DATA FOR PROCESSING:

>> start

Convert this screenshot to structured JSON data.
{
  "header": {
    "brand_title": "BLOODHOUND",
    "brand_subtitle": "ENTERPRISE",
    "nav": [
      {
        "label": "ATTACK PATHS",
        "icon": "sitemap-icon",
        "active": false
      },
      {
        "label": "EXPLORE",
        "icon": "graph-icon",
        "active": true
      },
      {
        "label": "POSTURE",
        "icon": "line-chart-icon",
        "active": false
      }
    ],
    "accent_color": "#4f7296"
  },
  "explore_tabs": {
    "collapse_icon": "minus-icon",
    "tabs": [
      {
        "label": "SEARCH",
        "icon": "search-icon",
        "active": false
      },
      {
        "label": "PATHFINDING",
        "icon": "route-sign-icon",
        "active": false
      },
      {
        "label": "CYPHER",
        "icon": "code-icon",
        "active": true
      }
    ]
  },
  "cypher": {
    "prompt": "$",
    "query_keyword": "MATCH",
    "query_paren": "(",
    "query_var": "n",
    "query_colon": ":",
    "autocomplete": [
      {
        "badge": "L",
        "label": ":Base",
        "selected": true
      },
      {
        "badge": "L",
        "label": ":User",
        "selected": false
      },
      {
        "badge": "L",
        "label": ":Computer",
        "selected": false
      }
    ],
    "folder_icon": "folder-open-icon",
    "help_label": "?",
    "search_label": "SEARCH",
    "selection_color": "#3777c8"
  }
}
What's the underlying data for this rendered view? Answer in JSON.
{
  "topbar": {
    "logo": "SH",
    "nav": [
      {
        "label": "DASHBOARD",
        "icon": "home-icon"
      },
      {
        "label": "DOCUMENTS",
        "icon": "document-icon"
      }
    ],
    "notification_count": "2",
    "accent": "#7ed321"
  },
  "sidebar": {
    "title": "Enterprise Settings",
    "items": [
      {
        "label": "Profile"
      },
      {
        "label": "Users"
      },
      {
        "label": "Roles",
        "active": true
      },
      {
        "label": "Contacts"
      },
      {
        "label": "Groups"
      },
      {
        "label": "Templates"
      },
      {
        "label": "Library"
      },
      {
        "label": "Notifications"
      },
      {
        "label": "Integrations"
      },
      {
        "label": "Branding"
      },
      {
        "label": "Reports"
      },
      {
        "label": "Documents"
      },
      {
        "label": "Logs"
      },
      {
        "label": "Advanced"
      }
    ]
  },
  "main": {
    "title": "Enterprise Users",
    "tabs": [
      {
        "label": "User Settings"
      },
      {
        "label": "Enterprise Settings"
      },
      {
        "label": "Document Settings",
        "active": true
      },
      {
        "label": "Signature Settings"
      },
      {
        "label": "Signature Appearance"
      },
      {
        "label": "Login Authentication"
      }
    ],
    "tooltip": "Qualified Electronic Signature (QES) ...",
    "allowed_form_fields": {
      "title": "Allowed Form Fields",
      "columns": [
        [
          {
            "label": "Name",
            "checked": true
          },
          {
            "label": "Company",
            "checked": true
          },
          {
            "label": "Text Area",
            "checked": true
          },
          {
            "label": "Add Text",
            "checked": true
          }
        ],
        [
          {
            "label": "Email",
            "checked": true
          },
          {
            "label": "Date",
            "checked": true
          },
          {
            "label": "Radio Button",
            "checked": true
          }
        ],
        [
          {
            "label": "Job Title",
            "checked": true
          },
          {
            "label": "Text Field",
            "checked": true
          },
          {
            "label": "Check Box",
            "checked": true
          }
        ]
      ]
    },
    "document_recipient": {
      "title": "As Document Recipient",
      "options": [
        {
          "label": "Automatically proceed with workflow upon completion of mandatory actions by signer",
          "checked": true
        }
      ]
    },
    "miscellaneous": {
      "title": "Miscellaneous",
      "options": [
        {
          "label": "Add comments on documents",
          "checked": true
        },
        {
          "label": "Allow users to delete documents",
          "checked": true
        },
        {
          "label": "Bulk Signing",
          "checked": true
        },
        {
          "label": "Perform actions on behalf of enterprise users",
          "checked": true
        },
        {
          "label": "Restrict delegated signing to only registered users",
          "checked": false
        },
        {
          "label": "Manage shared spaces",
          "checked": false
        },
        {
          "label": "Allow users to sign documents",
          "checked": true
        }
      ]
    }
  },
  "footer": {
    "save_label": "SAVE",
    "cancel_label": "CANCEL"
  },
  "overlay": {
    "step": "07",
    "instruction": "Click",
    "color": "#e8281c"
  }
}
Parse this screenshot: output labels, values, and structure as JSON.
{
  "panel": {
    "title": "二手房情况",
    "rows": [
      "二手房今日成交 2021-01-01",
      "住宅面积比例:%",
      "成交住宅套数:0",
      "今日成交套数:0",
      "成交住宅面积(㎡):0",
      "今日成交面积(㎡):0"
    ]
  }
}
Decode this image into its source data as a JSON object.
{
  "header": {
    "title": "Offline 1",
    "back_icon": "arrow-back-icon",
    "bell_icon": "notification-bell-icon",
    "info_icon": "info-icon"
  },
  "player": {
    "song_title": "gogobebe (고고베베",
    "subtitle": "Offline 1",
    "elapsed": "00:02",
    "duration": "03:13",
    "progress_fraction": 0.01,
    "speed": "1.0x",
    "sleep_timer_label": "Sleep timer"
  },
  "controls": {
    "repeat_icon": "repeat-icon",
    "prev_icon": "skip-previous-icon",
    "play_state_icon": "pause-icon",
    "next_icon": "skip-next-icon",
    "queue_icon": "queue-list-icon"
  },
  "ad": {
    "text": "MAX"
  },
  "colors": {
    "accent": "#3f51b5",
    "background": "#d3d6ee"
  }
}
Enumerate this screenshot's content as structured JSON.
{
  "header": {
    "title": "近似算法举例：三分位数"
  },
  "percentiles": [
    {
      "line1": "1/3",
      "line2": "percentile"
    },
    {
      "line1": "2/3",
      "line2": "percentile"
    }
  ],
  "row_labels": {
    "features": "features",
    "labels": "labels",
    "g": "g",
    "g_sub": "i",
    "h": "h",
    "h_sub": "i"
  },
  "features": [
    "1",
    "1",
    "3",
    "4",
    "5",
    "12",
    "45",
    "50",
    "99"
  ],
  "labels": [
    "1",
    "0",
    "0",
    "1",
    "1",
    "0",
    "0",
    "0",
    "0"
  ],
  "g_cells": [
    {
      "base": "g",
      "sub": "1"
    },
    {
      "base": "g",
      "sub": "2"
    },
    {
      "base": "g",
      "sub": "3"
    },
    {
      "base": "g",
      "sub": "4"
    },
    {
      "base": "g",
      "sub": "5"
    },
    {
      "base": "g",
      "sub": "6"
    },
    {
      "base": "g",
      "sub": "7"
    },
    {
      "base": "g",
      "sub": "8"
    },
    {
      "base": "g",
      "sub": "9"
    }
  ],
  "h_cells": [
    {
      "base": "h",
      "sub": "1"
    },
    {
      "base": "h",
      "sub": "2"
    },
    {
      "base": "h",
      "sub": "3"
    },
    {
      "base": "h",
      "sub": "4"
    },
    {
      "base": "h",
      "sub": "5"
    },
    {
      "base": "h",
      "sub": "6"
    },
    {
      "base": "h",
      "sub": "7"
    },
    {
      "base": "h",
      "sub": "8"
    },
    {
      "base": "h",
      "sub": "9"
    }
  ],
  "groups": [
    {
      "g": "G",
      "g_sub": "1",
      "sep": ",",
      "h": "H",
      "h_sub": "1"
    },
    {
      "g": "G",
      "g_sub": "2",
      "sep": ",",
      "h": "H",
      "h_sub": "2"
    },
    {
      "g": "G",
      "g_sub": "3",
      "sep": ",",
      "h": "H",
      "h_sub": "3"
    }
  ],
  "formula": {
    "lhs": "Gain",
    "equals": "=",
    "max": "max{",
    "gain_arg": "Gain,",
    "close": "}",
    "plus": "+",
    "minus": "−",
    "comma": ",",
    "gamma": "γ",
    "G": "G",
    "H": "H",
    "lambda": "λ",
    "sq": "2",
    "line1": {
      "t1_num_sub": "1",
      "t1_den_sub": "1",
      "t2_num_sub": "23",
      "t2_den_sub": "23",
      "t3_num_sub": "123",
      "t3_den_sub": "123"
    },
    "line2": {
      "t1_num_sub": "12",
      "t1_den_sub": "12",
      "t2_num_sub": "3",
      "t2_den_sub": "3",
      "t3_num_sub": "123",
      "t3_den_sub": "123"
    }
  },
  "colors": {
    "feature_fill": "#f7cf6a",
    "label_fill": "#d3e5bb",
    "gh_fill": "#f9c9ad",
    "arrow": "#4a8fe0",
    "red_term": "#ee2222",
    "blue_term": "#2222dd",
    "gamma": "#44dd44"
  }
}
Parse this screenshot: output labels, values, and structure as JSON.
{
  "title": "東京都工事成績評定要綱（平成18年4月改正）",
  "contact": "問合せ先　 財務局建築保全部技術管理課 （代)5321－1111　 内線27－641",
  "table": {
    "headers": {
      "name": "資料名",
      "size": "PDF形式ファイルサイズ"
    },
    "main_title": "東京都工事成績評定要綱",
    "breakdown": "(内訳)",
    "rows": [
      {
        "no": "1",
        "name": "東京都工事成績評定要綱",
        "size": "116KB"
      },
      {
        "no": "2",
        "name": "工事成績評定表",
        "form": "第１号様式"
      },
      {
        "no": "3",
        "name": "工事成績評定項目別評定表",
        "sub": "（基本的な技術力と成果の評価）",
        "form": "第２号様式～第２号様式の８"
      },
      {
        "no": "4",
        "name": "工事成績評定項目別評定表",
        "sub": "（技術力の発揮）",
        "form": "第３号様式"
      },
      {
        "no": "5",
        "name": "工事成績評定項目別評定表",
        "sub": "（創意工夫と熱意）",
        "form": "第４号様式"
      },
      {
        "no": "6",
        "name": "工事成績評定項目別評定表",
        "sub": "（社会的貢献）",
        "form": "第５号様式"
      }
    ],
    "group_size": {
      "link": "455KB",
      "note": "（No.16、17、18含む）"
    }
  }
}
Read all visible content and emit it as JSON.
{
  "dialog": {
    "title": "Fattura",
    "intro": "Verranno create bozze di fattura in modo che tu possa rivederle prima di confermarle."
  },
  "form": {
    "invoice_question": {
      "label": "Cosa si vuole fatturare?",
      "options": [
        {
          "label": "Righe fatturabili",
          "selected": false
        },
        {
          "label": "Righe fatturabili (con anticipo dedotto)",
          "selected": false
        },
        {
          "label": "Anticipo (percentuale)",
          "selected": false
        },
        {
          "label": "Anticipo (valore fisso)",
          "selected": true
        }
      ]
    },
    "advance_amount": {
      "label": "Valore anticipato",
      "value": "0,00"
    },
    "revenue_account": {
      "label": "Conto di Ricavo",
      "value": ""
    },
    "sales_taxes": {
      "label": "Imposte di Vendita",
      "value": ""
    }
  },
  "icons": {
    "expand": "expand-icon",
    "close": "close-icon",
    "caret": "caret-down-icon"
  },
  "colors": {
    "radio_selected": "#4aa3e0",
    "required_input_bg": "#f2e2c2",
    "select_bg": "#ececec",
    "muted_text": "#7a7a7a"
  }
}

>> end

WHAT IS EXPECTED: Pick out lines containing the word "screenshot", each one as written.

FINAL RESULT:
Convert this screenshot to structured JSON data.
Parse this screenshot: output labels, values, and structure as JSON.
Enumerate this screenshot's content as structured JSON.
Parse this screenshot: output labels, values, and structure as JSON.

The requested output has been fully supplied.